━━━ MATERIAL FOR THE TASK ━━━

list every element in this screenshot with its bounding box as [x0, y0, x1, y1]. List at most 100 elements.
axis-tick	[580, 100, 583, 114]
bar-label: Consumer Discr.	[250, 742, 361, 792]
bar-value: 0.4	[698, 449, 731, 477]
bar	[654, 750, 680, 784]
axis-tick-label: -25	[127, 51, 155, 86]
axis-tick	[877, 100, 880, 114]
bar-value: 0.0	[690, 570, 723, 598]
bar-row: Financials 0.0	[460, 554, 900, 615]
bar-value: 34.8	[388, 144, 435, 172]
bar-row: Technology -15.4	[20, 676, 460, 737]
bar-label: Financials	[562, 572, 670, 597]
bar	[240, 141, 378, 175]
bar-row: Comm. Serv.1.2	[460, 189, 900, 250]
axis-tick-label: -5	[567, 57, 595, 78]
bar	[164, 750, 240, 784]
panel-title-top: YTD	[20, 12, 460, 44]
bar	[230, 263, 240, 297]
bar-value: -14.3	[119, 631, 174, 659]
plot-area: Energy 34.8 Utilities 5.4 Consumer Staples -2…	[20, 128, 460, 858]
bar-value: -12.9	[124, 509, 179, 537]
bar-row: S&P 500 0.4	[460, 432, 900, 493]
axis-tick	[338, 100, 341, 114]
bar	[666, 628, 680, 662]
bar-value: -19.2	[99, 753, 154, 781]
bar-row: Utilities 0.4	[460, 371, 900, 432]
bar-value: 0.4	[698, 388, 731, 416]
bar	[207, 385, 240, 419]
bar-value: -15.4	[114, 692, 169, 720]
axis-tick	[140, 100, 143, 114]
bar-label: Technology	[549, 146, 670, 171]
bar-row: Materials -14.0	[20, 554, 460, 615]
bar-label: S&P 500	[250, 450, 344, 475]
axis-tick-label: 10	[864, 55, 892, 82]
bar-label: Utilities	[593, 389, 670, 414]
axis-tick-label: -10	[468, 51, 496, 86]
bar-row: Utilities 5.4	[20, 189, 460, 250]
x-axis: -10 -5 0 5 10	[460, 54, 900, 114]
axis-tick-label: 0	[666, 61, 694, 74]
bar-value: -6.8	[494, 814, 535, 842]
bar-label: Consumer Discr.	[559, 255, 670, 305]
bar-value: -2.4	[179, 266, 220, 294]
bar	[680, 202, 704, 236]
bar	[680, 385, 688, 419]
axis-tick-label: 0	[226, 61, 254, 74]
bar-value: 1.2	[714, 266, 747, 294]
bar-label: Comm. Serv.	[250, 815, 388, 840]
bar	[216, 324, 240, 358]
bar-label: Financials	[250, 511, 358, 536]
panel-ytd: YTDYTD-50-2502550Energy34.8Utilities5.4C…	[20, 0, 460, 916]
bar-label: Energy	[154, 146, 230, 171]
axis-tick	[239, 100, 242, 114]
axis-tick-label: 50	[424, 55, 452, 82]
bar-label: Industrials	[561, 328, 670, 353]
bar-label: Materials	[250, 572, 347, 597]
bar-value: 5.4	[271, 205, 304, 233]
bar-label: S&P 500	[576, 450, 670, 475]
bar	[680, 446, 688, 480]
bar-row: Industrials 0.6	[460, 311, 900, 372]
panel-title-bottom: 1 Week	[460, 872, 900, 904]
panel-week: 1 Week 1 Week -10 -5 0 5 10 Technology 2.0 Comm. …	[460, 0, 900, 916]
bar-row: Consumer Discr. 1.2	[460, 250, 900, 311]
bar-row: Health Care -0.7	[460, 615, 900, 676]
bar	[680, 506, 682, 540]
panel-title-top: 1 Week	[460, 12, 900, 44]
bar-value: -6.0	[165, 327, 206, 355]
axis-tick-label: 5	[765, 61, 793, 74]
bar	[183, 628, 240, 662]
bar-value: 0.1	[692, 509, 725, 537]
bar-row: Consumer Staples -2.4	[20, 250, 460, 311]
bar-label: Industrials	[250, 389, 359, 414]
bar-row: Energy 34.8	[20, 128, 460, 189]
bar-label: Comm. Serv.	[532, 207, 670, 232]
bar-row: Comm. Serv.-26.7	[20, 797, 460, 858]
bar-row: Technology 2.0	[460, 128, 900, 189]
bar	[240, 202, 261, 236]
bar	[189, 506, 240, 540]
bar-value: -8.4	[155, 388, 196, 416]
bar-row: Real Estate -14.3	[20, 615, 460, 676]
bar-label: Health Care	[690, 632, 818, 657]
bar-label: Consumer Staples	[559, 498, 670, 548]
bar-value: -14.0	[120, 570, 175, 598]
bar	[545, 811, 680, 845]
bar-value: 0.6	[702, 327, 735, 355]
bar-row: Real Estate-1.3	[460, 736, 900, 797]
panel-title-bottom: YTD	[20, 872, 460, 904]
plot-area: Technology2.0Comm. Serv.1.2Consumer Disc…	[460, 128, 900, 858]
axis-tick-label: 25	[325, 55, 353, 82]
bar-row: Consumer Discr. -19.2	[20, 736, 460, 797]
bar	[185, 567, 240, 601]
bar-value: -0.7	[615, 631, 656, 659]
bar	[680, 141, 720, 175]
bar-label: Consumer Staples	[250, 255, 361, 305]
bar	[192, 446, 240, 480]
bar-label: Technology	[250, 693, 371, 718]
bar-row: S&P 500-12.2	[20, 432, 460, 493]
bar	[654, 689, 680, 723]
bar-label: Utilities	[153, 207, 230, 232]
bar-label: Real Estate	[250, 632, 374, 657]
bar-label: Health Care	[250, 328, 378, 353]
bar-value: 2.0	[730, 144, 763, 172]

━━━

*WHAT THE TASK REQUIRES*. Please reproduce all of the entries above word for word, line by line.

*PROBLEM SOLUTION*.
list every element in this screenshot with its bounding box as [x0, y0, x1, y1]. List at most 100 elements.
axis-tick	[580, 100, 583, 114]
bar-label: Consumer Discr.	[250, 742, 361, 792]
bar-value: 0.4	[698, 449, 731, 477]
bar	[654, 750, 680, 784]
axis-tick-label: -25	[127, 51, 155, 86]
axis-tick	[877, 100, 880, 114]
bar-value: 0.0	[690, 570, 723, 598]
bar-row: Financials 0.0	[460, 554, 900, 615]
bar-value: 34.8	[388, 144, 435, 172]
bar-row: Technology -15.4	[20, 676, 460, 737]
bar-label: Financials	[562, 572, 670, 597]
bar	[240, 141, 378, 175]
bar-row: Comm. Serv.1.2	[460, 189, 900, 250]
axis-tick-label: -5	[567, 57, 595, 78]
bar	[164, 750, 240, 784]
panel-title-top: YTD	[20, 12, 460, 44]
bar	[230, 263, 240, 297]
bar-value: -14.3	[119, 631, 174, 659]
plot-area: Energy 34.8 Utilities 5.4 Consumer Staples -2…	[20, 128, 460, 858]
bar-value: -12.9	[124, 509, 179, 537]
bar-row: S&P 500 0.4	[460, 432, 900, 493]
axis-tick	[338, 100, 341, 114]
bar	[666, 628, 680, 662]
bar-value: -19.2	[99, 753, 154, 781]
bar-row: Utilities 0.4	[460, 371, 900, 432]
bar-value: 0.4	[698, 388, 731, 416]
bar	[207, 385, 240, 419]
bar-value: -15.4	[114, 692, 169, 720]
axis-tick	[140, 100, 143, 114]
bar-label: Technology	[549, 146, 670, 171]
bar-row: Materials -14.0	[20, 554, 460, 615]
bar-label: S&P 500	[250, 450, 344, 475]
axis-tick-label: 10	[864, 55, 892, 82]
bar-label: Utilities	[593, 389, 670, 414]
axis-tick-label: -10	[468, 51, 496, 86]
bar-row: Utilities 5.4	[20, 189, 460, 250]
x-axis: -10 -5 0 5 10	[460, 54, 900, 114]
axis-tick-label: 0	[666, 61, 694, 74]
bar-value: -6.8	[494, 814, 535, 842]
bar-label: Consumer Discr.	[559, 255, 670, 305]
bar-value: -2.4	[179, 266, 220, 294]
bar	[680, 202, 704, 236]
bar	[680, 385, 688, 419]
axis-tick-label: 0	[226, 61, 254, 74]
bar-value: 1.2	[714, 266, 747, 294]
bar-label: Comm. Serv.	[250, 815, 388, 840]
bar	[216, 324, 240, 358]
bar-label: Financials	[250, 511, 358, 536]
panel-ytd: YTDYTD-50-2502550Energy34.8Utilities5.4C…	[20, 0, 460, 916]
bar-label: Energy	[154, 146, 230, 171]
axis-tick	[239, 100, 242, 114]
axis-tick-label: 50	[424, 55, 452, 82]
bar-label: Industrials	[561, 328, 670, 353]
bar-label: Materials	[250, 572, 347, 597]
bar-value: 5.4	[271, 205, 304, 233]
bar-label: S&P 500	[576, 450, 670, 475]
bar	[680, 446, 688, 480]
bar-row: Industrials 0.6	[460, 311, 900, 372]
panel-title-bottom: 1 Week	[460, 872, 900, 904]
panel-week: 1 Week 1 Week -10 -5 0 5 10 Technology 2.0 Comm. …	[460, 0, 900, 916]
bar-row: Consumer Discr. 1.2	[460, 250, 900, 311]
bar-row: Health Care -0.7	[460, 615, 900, 676]
bar	[680, 506, 682, 540]
panel-title-top: 1 Week	[460, 12, 900, 44]
bar-value: -6.0	[165, 327, 206, 355]
axis-tick-label: 5	[765, 61, 793, 74]
bar	[183, 628, 240, 662]
bar-value: 0.1	[692, 509, 725, 537]
bar-row: Consumer Staples -2.4	[20, 250, 460, 311]
bar-label: Industrials	[250, 389, 359, 414]
bar-row: Energy 34.8	[20, 128, 460, 189]
bar-label: Comm. Serv.	[532, 207, 670, 232]
bar-row: Comm. Serv.-26.7	[20, 797, 460, 858]
bar-row: Technology 2.0	[460, 128, 900, 189]
bar	[240, 202, 261, 236]
bar	[189, 506, 240, 540]
bar-value: -8.4	[155, 388, 196, 416]
bar-row: Real Estate -14.3	[20, 615, 460, 676]
bar-label: Health Care	[690, 632, 818, 657]
bar-label: Consumer Staples	[559, 498, 670, 548]
bar-value: -14.0	[120, 570, 175, 598]
bar	[545, 811, 680, 845]
bar-value: 0.6	[702, 327, 735, 355]
bar-row: Real Estate-1.3	[460, 736, 900, 797]
panel-title-bottom: YTD	[20, 872, 460, 904]
plot-area: Technology2.0Comm. Serv.1.2Consumer Disc…	[460, 128, 900, 858]
axis-tick-label: 25	[325, 55, 353, 82]
bar-row: Consumer Discr. -19.2	[20, 736, 460, 797]
bar	[185, 567, 240, 601]
bar-value: -0.7	[615, 631, 656, 659]
bar	[680, 141, 720, 175]
bar-label: Consumer Staples	[250, 255, 361, 305]
bar	[192, 446, 240, 480]
bar-label: Technology	[250, 693, 371, 718]
bar-row: S&P 500-12.2	[20, 432, 460, 493]
bar	[654, 689, 680, 723]
bar-label: Utilities	[153, 207, 230, 232]
bar-label: Real Estate	[250, 632, 374, 657]
bar-label: Health Care	[250, 328, 378, 353]
bar-value: 2.0	[730, 144, 763, 172]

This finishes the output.